Brief:
Find the lines that hold the word "screenshot" and return them.

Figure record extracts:

* BEGIN *

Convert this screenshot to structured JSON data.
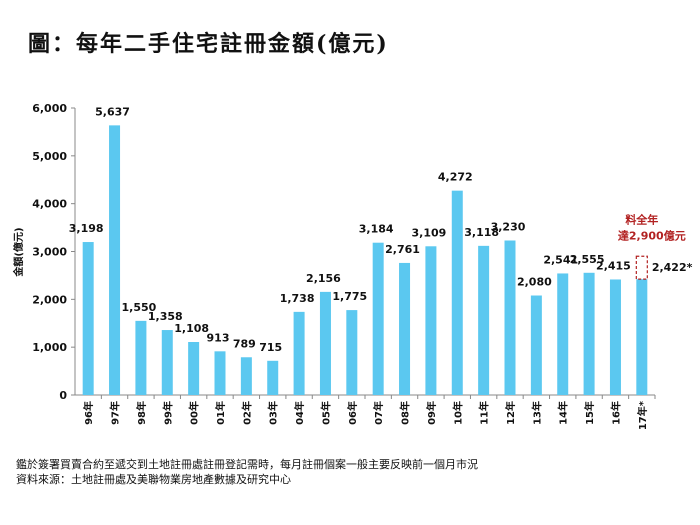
{
  "chart_data": {
    "type": "bar",
    "title": "圖：每年二手住宅註冊金額(億元)",
    "xlabel": "",
    "ylabel": "金額(億元)",
    "ylim": [
      0,
      6000
    ],
    "yticks": [
      "0",
      "1,000",
      "2,000",
      "3,000",
      "4,000",
      "5,000",
      "6,000"
    ],
    "ytick_values": [
      0,
      1000,
      2000,
      3000,
      4000,
      5000,
      6000
    ],
    "categories": [
      "96年",
      "97年",
      "98年",
      "99年",
      "00年",
      "01年",
      "02年",
      "03年",
      "04年",
      "05年",
      "06年",
      "07年",
      "08年",
      "09年",
      "10年",
      "11年",
      "12年",
      "13年",
      "14年",
      "15年",
      "16年",
      "17年*"
    ],
    "values": [
      3198,
      5637,
      1550,
      1358,
      1108,
      913,
      789,
      715,
      1738,
      2156,
      1775,
      3184,
      2761,
      3109,
      4272,
      3118,
      3230,
      2080,
      2541,
      2555,
      2415,
      2422
    ],
    "labels": [
      "3,198",
      "5,637",
      "1,550",
      "1,358",
      "1,108",
      "913",
      "789",
      "715",
      "1,738",
      "2,156",
      "1,775",
      "3,184",
      "2,761",
      "3,109",
      "4,272",
      "3,118",
      "3,230",
      "2,080",
      "2,541",
      "2,555",
      "2,415",
      "2,422*"
    ],
    "projection": {
      "value": 2900,
      "annotation_line1": "料全年",
      "annotation_line2": "達2,900億元"
    },
    "colors": {
      "bar": "#5BC8F0",
      "projection": "#B22222"
    },
    "grid": false
  },
  "notes": {
    "line1": "鑑於簽署買賣合約至遞交到土地註冊處註冊登記需時，每月註冊個案一般主要反映前一個月市況",
    "line2": "資料來源：土地註冊處及美聯物業房地產數據及研究中心"
  }
}
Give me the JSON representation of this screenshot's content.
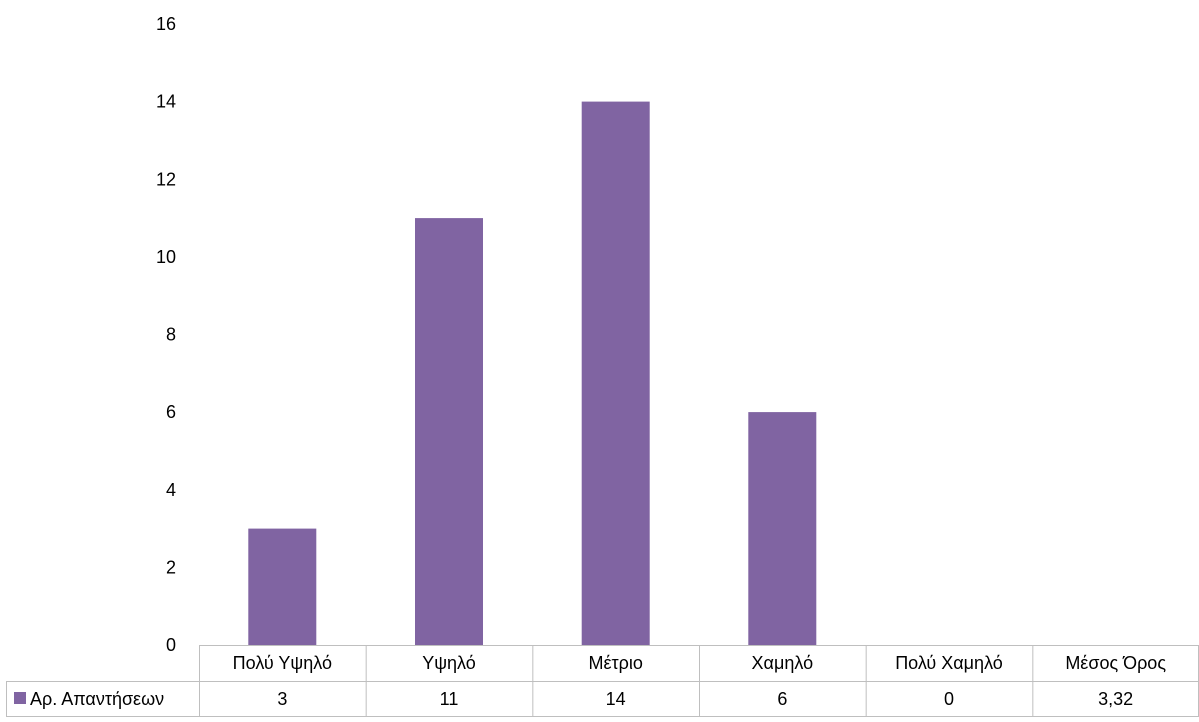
{
  "chart_data": {
    "type": "bar",
    "categories": [
      "Πολύ Υψηλό",
      "Υψηλό",
      "Μέτριο",
      "Χαμηλό",
      "Πολύ Χαμηλό",
      "Μέσος Όρος"
    ],
    "series": [
      {
        "name": "Αρ. Απαντήσεων",
        "values": [
          3,
          11,
          14,
          6,
          0,
          null
        ],
        "color": "#8064A2"
      }
    ],
    "table_values": [
      "3",
      "11",
      "14",
      "6",
      "0",
      "3,32"
    ],
    "ylim": [
      0,
      16
    ],
    "y_ticks": [
      0,
      2,
      4,
      6,
      8,
      10,
      12,
      14,
      16
    ],
    "grid": false,
    "legend": "data-table",
    "data_table": true,
    "colors": {
      "bar": "#8064A2",
      "table_border": "#BFBFBF"
    }
  }
}
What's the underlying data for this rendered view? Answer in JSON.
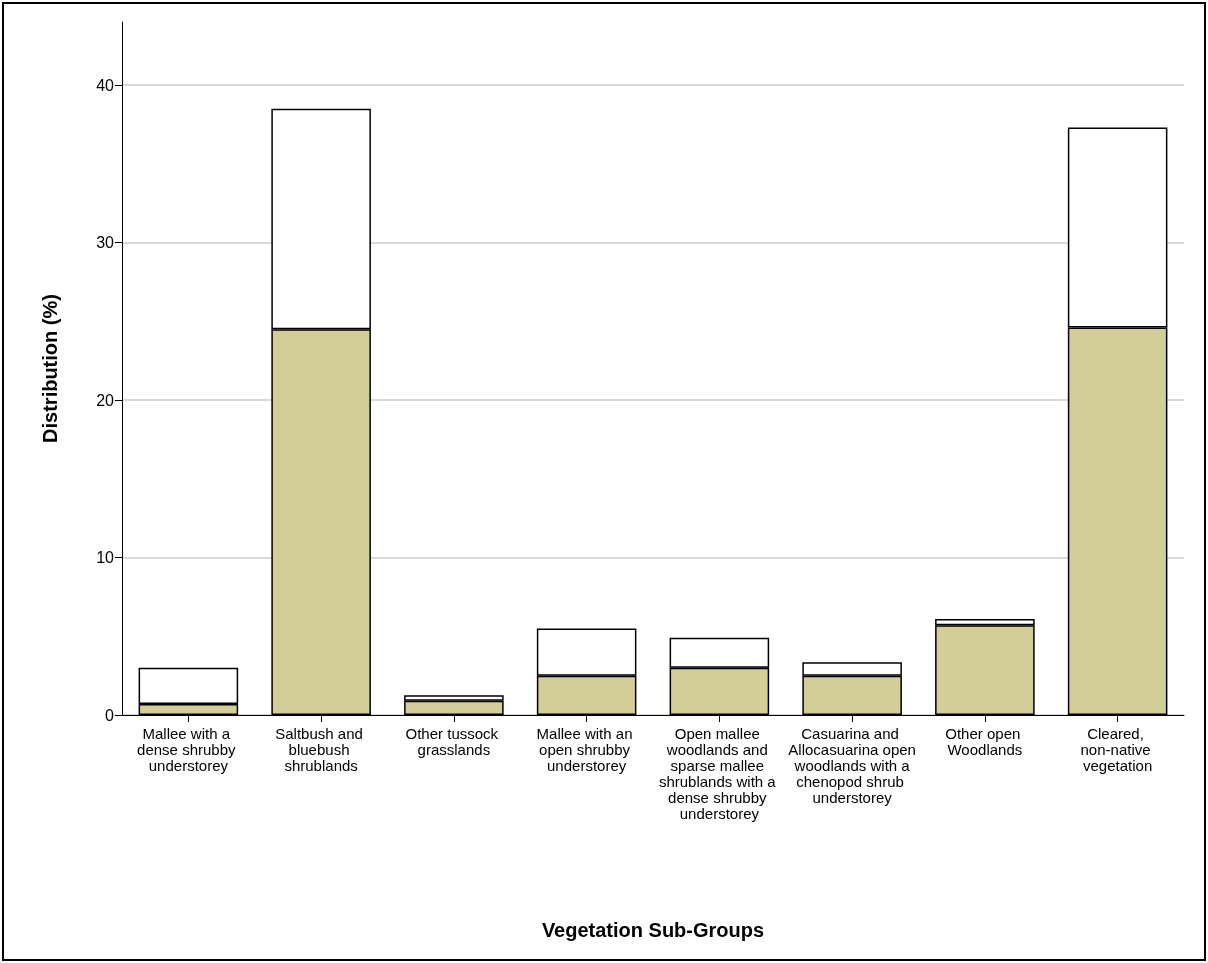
{
  "chart_data": {
    "type": "bar",
    "stacked": true,
    "xlabel": "Vegetation Sub-Groups",
    "ylabel": "Distribution (%)",
    "categories": [
      "Mallee with a dense shrubby understorey",
      "Saltbush and bluebush shrublands",
      "Other tussock grasslands",
      "Mallee with an open shrubby understorey",
      "Open mallee woodlands and sparse mallee shrublands with a dense shrubby understorey",
      "Casuarina and Allocasuarina open woodlands with a chenopod shrub understorey",
      "Other open Woodlands",
      "Cleared, non-native vegetation"
    ],
    "series": [
      {
        "color": "#d3ce98",
        "values": [
          0.7,
          24.5,
          0.9,
          2.5,
          3.0,
          2.5,
          5.7,
          24.6
        ]
      },
      {
        "color": "#ffffff",
        "values": [
          2.3,
          14.0,
          0.35,
          3.0,
          1.9,
          0.85,
          0.4,
          12.7
        ]
      }
    ],
    "ylim": [
      0,
      44
    ],
    "yticks": [
      0,
      10,
      20,
      30,
      40
    ],
    "grid": "y"
  }
}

* END *

Correct result:
Convert this screenshot to structured JSON data.
Give me the JSON representation of this screenshot's content.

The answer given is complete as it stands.